**OBJECTIVE:** Every line of the material that follows must be printed again exactly.

[Lines of data]
* Start *

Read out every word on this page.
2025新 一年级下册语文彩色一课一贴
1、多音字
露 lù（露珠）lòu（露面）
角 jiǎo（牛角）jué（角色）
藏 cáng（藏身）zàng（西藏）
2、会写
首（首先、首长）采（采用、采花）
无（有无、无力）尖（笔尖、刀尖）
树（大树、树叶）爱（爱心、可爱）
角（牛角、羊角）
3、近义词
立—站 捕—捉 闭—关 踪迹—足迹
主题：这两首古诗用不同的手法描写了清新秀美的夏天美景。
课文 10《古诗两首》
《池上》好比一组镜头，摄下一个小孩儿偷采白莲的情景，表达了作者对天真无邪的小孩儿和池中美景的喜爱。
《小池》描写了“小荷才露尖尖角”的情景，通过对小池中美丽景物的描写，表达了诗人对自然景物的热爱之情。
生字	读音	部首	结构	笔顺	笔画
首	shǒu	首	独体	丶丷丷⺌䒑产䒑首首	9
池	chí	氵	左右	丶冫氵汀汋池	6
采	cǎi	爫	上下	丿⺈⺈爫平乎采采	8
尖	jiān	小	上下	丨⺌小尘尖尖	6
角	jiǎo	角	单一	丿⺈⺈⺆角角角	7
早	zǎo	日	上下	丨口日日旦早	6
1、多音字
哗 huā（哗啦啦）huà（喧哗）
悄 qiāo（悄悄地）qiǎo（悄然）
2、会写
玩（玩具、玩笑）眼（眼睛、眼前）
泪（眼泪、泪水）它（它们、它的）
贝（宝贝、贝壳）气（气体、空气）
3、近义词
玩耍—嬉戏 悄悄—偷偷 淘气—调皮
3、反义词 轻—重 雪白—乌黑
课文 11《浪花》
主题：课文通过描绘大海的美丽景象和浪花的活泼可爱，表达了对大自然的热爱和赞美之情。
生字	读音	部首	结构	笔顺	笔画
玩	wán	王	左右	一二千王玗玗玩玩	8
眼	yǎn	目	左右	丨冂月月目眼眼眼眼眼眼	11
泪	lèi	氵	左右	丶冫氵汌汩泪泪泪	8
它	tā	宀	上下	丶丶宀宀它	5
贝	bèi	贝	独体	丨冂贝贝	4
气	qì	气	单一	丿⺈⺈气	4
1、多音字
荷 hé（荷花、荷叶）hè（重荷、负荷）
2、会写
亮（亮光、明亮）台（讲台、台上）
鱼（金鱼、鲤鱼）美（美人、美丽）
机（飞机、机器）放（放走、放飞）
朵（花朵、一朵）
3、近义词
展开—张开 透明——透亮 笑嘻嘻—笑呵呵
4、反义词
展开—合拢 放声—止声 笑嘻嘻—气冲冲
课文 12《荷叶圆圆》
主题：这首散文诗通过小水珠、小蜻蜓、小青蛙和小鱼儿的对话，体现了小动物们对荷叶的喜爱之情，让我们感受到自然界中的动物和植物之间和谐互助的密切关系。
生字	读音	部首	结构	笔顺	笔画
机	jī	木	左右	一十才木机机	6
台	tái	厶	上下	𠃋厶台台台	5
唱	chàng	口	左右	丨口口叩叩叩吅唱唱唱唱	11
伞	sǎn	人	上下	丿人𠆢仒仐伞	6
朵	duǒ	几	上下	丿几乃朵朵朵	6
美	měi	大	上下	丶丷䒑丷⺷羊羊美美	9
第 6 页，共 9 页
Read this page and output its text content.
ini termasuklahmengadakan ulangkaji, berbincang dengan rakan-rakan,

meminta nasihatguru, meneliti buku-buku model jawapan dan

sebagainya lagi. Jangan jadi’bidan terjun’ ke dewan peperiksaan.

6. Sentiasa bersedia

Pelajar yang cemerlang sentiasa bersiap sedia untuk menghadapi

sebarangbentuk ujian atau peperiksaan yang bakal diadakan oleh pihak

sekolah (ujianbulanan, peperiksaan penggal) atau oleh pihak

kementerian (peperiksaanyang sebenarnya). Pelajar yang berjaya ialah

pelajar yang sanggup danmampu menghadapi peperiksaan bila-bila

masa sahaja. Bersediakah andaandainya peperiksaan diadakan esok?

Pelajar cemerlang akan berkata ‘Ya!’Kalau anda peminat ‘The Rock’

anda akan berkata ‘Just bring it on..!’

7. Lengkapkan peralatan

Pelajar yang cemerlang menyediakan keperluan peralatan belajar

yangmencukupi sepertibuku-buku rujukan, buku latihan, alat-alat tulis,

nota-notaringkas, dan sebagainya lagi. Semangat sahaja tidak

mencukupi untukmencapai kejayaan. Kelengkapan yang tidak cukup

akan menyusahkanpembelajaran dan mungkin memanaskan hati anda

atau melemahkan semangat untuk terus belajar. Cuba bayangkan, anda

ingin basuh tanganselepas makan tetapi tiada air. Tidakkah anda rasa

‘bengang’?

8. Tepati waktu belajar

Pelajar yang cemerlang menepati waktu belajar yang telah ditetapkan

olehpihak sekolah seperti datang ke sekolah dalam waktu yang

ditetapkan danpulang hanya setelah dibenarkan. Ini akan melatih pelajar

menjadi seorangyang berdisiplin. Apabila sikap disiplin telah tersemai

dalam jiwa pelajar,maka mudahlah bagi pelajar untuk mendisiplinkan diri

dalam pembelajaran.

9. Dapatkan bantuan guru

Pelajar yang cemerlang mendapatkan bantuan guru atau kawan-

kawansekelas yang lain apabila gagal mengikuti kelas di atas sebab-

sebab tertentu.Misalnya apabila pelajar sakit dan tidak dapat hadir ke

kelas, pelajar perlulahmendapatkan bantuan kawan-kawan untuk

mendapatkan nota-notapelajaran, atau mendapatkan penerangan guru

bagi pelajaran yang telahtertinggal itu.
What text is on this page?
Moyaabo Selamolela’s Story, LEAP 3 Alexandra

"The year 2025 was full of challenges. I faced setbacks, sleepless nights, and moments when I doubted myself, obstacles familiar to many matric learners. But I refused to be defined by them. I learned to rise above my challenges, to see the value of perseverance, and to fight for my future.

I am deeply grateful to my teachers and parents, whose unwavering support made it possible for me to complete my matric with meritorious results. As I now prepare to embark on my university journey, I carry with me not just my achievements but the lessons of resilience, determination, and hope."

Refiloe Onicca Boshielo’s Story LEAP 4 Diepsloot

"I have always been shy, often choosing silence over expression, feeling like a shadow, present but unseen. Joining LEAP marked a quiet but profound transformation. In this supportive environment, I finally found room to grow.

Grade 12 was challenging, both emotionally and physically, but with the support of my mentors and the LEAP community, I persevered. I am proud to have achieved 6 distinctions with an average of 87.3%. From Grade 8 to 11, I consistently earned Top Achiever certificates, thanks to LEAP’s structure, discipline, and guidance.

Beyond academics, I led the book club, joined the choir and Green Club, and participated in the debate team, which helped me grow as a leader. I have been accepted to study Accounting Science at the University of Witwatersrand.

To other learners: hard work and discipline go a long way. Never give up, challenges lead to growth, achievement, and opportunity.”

* End *

**ANSWER FOR THIS EXERCISE:**
Read out every word on this page.
2025新 一年级下册语文彩色一课一贴
1、多音字
露 lù（露珠）lòu（露面）
角 jiǎo（牛角）jué（角色）
藏 cáng（藏身）zàng（西藏）
2、会写
首（首先、首长）采（采用、采花）
无（有无、无力）尖（笔尖、刀尖）
树（大树、树叶）爱（爱心、可爱）
角（牛角、羊角）
3、近义词
立—站 捕—捉 闭—关 踪迹—足迹
主题：这两首古诗用不同的手法描写了清新秀美的夏天美景。
课文 10《古诗两首》
《池上》好比一组镜头，摄下一个小孩儿偷采白莲的情景，表达了作者对天真无邪的小孩儿和池中美景的喜爱。
《小池》描写了“小荷才露尖尖角”的情景，通过对小池中美丽景物的描写，表达了诗人对自然景物的热爱之情。
生字	读音	部首	结构	笔顺	笔画
首	shǒu	首	独体	丶丷丷⺌䒑产䒑首首	9
池	chí	氵	左右	丶冫氵汀汋池	6
采	cǎi	爫	上下	丿⺈⺈爫平乎采采	8
尖	jiān	小	上下	丨⺌小尘尖尖	6
角	jiǎo	角	单一	丿⺈⺈⺆角角角	7
早	zǎo	日	上下	丨口日日旦早	6
1、多音字
哗 huā（哗啦啦）huà（喧哗）
悄 qiāo（悄悄地）qiǎo（悄然）
2、会写
玩（玩具、玩笑）眼（眼睛、眼前）
泪（眼泪、泪水）它（它们、它的）
贝（宝贝、贝壳）气（气体、空气）
3、近义词
玩耍—嬉戏 悄悄—偷偷 淘气—调皮
3、反义词 轻—重 雪白—乌黑
课文 11《浪花》
主题：课文通过描绘大海的美丽景象和浪花的活泼可爱，表达了对大自然的热爱和赞美之情。
生字	读音	部首	结构	笔顺	笔画
玩	wán	王	左右	一二千王玗玗玩玩	8
眼	yǎn	目	左右	丨冂月月目眼眼眼眼眼眼	11
泪	lèi	氵	左右	丶冫氵汌汩泪泪泪	8
它	tā	宀	上下	丶丶宀宀它	5
贝	bèi	贝	独体	丨冂贝贝	4
气	qì	气	单一	丿⺈⺈气	4
1、多音字
荷 hé（荷花、荷叶）hè（重荷、负荷）
2、会写
亮（亮光、明亮）台（讲台、台上）
鱼（金鱼、鲤鱼）美（美人、美丽）
机（飞机、机器）放（放走、放飞）
朵（花朵、一朵）
3、近义词
展开—张开 透明——透亮 笑嘻嘻—笑呵呵
4、反义词
展开—合拢 放声—止声 笑嘻嘻—气冲冲
课文 12《荷叶圆圆》
主题：这首散文诗通过小水珠、小蜻蜓、小青蛙和小鱼儿的对话，体现了小动物们对荷叶的喜爱之情，让我们感受到自然界中的动物和植物之间和谐互助的密切关系。
生字	读音	部首	结构	笔顺	笔画
机	jī	木	左右	一十才木机机	6
台	tái	厶	上下	𠃋厶台台台	5
唱	chàng	口	左右	丨口口叩叩叩吅唱唱唱唱	11
伞	sǎn	人	上下	丿人𠆢仒仐伞	6
朵	duǒ	几	上下	丿几乃朵朵朵	6
美	měi	大	上下	丶丷䒑丷⺷羊羊美美	9
第 6 页，共 9 页
Read this page and output its text content.
ini termasuklahmengadakan ulangkaji, berbincang dengan rakan-rakan,

meminta nasihatguru, meneliti buku-buku model jawapan dan

sebagainya lagi. Jangan jadi’bidan terjun’ ke dewan peperiksaan.

6. Sentiasa bersedia

Pelajar yang cemerlang sentiasa bersiap sedia untuk menghadapi

sebarangbentuk ujian atau peperiksaan yang bakal diadakan oleh pihak

sekolah (ujianbulanan, peperiksaan penggal) atau oleh pihak

kementerian (peperiksaanyang sebenarnya). Pelajar yang berjaya ialah

pelajar yang sanggup danmampu menghadapi peperiksaan bila-bila

masa sahaja. Bersediakah andaandainya peperiksaan diadakan esok?

Pelajar cemerlang akan berkata ‘Ya!’Kalau anda peminat ‘The Rock’

anda akan berkata ‘Just bring it on..!’

7. Lengkapkan peralatan

Pelajar yang cemerlang menyediakan keperluan peralatan belajar

yangmencukupi sepertibuku-buku rujukan, buku latihan, alat-alat tulis,

nota-notaringkas, dan sebagainya lagi. Semangat sahaja tidak

mencukupi untukmencapai kejayaan. Kelengkapan yang tidak cukup

akan menyusahkanpembelajaran dan mungkin memanaskan hati anda

atau melemahkan semangat untuk terus belajar. Cuba bayangkan, anda

ingin basuh tanganselepas makan tetapi tiada air. Tidakkah anda rasa

‘bengang’?

8. Tepati waktu belajar

Pelajar yang cemerlang menepati waktu belajar yang telah ditetapkan

olehpihak sekolah seperti datang ke sekolah dalam waktu yang

ditetapkan danpulang hanya setelah dibenarkan. Ini akan melatih pelajar

menjadi seorangyang berdisiplin. Apabila sikap disiplin telah tersemai

dalam jiwa pelajar,maka mudahlah bagi pelajar untuk mendisiplinkan diri

dalam pembelajaran.

9. Dapatkan bantuan guru

Pelajar yang cemerlang mendapatkan bantuan guru atau kawan-

kawansekelas yang lain apabila gagal mengikuti kelas di atas sebab-

sebab tertentu.Misalnya apabila pelajar sakit dan tidak dapat hadir ke

kelas, pelajar perlulahmendapatkan bantuan kawan-kawan untuk

mendapatkan nota-notapelajaran, atau mendapatkan penerangan guru

bagi pelajaran yang telahtertinggal itu.
What text is on this page?
Moyaabo Selamolela’s Story, LEAP 3 Alexandra

"The year 2025 was full of challenges. I faced setbacks, sleepless nights, and moments when I doubted myself, obstacles familiar to many matric learners. But I refused to be defined by them. I learned to rise above my challenges, to see the value of perseverance, and to fight for my future.

I am deeply grateful to my teachers and parents, whose unwavering support made it possible for me to complete my matric with meritorious results. As I now prepare to embark on my university journey, I carry with me not just my achievements but the lessons of resilience, determination, and hope."

Refiloe Onicca Boshielo’s Story LEAP 4 Diepsloot

"I have always been shy, often choosing silence over expression, feeling like a shadow, present but unseen. Joining LEAP marked a quiet but profound transformation. In this supportive environment, I finally found room to grow.

Grade 12 was challenging, both emotionally and physically, but with the support of my mentors and the LEAP community, I persevered. I am proud to have achieved 6 distinctions with an average of 87.3%. From Grade 8 to 11, I consistently earned Top Achiever certificates, thanks to LEAP’s structure, discipline, and guidance.

Beyond academics, I led the book club, joined the choir and Green Club, and participated in the debate team, which helped me grow as a leader. I have been accepted to study Accounting Science at the University of Witwatersrand.

To other learners: hard work and discipline go a long way. Never give up, challenges lead to growth, achievement, and opportunity.”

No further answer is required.